(Excerpts from a transcription dataset)
= Beginning of Section =
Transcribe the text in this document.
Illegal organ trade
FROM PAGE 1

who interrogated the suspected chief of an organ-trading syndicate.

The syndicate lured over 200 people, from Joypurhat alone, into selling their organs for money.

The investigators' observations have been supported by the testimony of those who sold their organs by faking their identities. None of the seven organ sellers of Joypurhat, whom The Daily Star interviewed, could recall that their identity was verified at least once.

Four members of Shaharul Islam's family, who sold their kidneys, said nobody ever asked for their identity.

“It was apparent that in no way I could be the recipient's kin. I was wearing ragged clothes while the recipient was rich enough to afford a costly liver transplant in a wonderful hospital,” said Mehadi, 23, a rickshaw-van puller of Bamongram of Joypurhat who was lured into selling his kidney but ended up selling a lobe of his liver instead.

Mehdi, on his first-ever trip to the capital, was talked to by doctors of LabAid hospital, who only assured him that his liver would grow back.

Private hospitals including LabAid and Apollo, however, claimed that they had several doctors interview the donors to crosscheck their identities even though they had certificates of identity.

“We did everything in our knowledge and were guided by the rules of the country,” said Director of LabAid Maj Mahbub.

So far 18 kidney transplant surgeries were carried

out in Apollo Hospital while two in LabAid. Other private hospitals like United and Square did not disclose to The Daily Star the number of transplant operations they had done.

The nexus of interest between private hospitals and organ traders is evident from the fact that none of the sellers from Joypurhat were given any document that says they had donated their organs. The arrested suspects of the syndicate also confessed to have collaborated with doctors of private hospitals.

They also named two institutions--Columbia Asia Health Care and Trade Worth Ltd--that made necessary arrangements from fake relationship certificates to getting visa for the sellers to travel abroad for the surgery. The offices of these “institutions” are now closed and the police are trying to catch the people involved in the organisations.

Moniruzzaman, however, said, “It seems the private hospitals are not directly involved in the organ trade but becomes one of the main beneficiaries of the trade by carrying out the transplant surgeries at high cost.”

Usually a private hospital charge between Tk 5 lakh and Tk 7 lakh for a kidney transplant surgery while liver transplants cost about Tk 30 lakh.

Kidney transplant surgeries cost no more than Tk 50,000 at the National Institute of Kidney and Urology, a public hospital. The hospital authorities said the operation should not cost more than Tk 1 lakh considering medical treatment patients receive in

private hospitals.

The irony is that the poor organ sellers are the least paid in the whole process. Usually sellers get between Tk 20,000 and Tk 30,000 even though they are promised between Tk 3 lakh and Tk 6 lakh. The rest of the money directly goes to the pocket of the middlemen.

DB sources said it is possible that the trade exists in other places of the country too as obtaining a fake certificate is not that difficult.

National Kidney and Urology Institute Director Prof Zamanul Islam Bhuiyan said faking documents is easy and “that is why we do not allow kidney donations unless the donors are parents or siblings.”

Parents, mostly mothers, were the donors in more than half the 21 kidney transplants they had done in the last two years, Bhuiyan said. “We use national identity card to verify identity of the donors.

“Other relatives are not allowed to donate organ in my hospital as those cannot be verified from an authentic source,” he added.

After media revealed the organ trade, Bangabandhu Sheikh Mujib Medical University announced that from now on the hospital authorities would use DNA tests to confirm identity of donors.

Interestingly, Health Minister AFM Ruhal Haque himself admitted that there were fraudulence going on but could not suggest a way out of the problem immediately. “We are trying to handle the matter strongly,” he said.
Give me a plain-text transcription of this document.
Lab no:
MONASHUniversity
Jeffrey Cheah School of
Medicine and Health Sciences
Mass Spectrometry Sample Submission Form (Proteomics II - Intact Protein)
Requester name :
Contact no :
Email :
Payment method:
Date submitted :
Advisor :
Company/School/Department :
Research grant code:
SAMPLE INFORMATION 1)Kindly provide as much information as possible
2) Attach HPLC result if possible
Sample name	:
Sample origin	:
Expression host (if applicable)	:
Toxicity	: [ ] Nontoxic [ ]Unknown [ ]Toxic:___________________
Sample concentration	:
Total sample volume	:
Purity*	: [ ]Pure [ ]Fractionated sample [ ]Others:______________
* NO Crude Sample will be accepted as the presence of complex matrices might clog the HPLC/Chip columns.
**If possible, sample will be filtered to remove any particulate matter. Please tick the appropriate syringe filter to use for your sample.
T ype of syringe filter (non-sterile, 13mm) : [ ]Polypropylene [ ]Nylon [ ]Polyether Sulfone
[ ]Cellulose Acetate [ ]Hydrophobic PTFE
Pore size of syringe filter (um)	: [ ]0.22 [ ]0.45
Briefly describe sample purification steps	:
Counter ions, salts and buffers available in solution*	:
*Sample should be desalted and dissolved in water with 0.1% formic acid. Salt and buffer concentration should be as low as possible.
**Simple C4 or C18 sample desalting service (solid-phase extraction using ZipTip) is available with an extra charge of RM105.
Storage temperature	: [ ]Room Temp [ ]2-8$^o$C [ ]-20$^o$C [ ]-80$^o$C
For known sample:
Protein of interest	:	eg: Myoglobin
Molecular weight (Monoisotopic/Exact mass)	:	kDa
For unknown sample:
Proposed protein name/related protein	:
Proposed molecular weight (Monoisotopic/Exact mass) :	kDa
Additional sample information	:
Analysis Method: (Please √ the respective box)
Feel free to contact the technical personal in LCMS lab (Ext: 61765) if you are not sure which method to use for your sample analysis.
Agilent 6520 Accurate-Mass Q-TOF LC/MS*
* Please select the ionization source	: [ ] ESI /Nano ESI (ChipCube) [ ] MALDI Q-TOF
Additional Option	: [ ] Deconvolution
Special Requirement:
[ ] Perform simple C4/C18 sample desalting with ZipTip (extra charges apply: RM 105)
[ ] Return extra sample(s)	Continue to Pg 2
= End of Section =
Directions. Please write the entries out again exactly as they stand.

Answer to this exercise.
Transcribe the text in this document.
Illegal organ trade
FROM PAGE 1

who interrogated the suspected chief of an organ-trading syndicate.

The syndicate lured over 200 people, from Joypurhat alone, into selling their organs for money.

The investigators' observations have been supported by the testimony of those who sold their organs by faking their identities. None of the seven organ sellers of Joypurhat, whom The Daily Star interviewed, could recall that their identity was verified at least once.

Four members of Shaharul Islam's family, who sold their kidneys, said nobody ever asked for their identity.

“It was apparent that in no way I could be the recipient's kin. I was wearing ragged clothes while the recipient was rich enough to afford a costly liver transplant in a wonderful hospital,” said Mehadi, 23, a rickshaw-van puller of Bamongram of Joypurhat who was lured into selling his kidney but ended up selling a lobe of his liver instead.

Mehdi, on his first-ever trip to the capital, was talked to by doctors of LabAid hospital, who only assured him that his liver would grow back.

Private hospitals including LabAid and Apollo, however, claimed that they had several doctors interview the donors to crosscheck their identities even though they had certificates of identity.

“We did everything in our knowledge and were guided by the rules of the country,” said Director of LabAid Maj Mahbub.

So far 18 kidney transplant surgeries were carried

out in Apollo Hospital while two in LabAid. Other private hospitals like United and Square did not disclose to The Daily Star the number of transplant operations they had done.

The nexus of interest between private hospitals and organ traders is evident from the fact that none of the sellers from Joypurhat were given any document that says they had donated their organs. The arrested suspects of the syndicate also confessed to have collaborated with doctors of private hospitals.

They also named two institutions--Columbia Asia Health Care and Trade Worth Ltd--that made necessary arrangements from fake relationship certificates to getting visa for the sellers to travel abroad for the surgery. The offices of these “institutions” are now closed and the police are trying to catch the people involved in the organisations.

Moniruzzaman, however, said, “It seems the private hospitals are not directly involved in the organ trade but becomes one of the main beneficiaries of the trade by carrying out the transplant surgeries at high cost.”

Usually a private hospital charge between Tk 5 lakh and Tk 7 lakh for a kidney transplant surgery while liver transplants cost about Tk 30 lakh.

Kidney transplant surgeries cost no more than Tk 50,000 at the National Institute of Kidney and Urology, a public hospital. The hospital authorities said the operation should not cost more than Tk 1 lakh considering medical treatment patients receive in

private hospitals.

The irony is that the poor organ sellers are the least paid in the whole process. Usually sellers get between Tk 20,000 and Tk 30,000 even though they are promised between Tk 3 lakh and Tk 6 lakh. The rest of the money directly goes to the pocket of the middlemen.

DB sources said it is possible that the trade exists in other places of the country too as obtaining a fake certificate is not that difficult.

National Kidney and Urology Institute Director Prof Zamanul Islam Bhuiyan said faking documents is easy and “that is why we do not allow kidney donations unless the donors are parents or siblings.”

Parents, mostly mothers, were the donors in more than half the 21 kidney transplants they had done in the last two years, Bhuiyan said. “We use national identity card to verify identity of the donors.

“Other relatives are not allowed to donate organ in my hospital as those cannot be verified from an authentic source,” he added.

After media revealed the organ trade, Bangabandhu Sheikh Mujib Medical University announced that from now on the hospital authorities would use DNA tests to confirm identity of donors.

Interestingly, Health Minister AFM Ruhal Haque himself admitted that there were fraudulence going on but could not suggest a way out of the problem immediately. “We are trying to handle the matter strongly,” he said.
Give me a plain-text transcription of this document.
Lab no:
MONASHUniversity
Jeffrey Cheah School of
Medicine and Health Sciences
Mass Spectrometry Sample Submission Form (Proteomics II - Intact Protein)
Requester name :
Contact no :
Email :
Payment method:
Date submitted :
Advisor :
Company/School/Department :
Research grant code:
SAMPLE INFORMATION 1)Kindly provide as much information as possible
2) Attach HPLC result if possible
Sample name	:
Sample origin	:
Expression host (if applicable)	:
Toxicity	: [ ] Nontoxic [ ]Unknown [ ]Toxic:___________________
Sample concentration	:
Total sample volume	:
Purity*	: [ ]Pure [ ]Fractionated sample [ ]Others:______________
* NO Crude Sample will be accepted as the presence of complex matrices might clog the HPLC/Chip columns.
**If possible, sample will be filtered to remove any particulate matter. Please tick the appropriate syringe filter to use for your sample.
T ype of syringe filter (non-sterile, 13mm) : [ ]Polypropylene [ ]Nylon [ ]Polyether Sulfone
[ ]Cellulose Acetate [ ]Hydrophobic PTFE
Pore size of syringe filter (um)	: [ ]0.22 [ ]0.45
Briefly describe sample purification steps	:
Counter ions, salts and buffers available in solution*	:
*Sample should be desalted and dissolved in water with 0.1% formic acid. Salt and buffer concentration should be as low as possible.
**Simple C4 or C18 sample desalting service (solid-phase extraction using ZipTip) is available with an extra charge of RM105.
Storage temperature	: [ ]Room Temp [ ]2-8$^o$C [ ]-20$^o$C [ ]-80$^o$C
For known sample:
Protein of interest	:	eg: Myoglobin
Molecular weight (Monoisotopic/Exact mass)	:	kDa
For unknown sample:
Proposed protein name/related protein	:
Proposed molecular weight (Monoisotopic/Exact mass) :	kDa
Additional sample information	:
Analysis Method: (Please √ the respective box)
Feel free to contact the technical personal in LCMS lab (Ext: 61765) if you are not sure which method to use for your sample analysis.
Agilent 6520 Accurate-Mass Q-TOF LC/MS*
* Please select the ionization source	: [ ] ESI /Nano ESI (ChipCube) [ ] MALDI Q-TOF
Additional Option	: [ ] Deconvolution
Special Requirement:
[ ] Perform simple C4/C18 sample desalting with ZipTip (extra charges apply: RM 105)
[ ] Return extra sample(s)	Continue to Pg 2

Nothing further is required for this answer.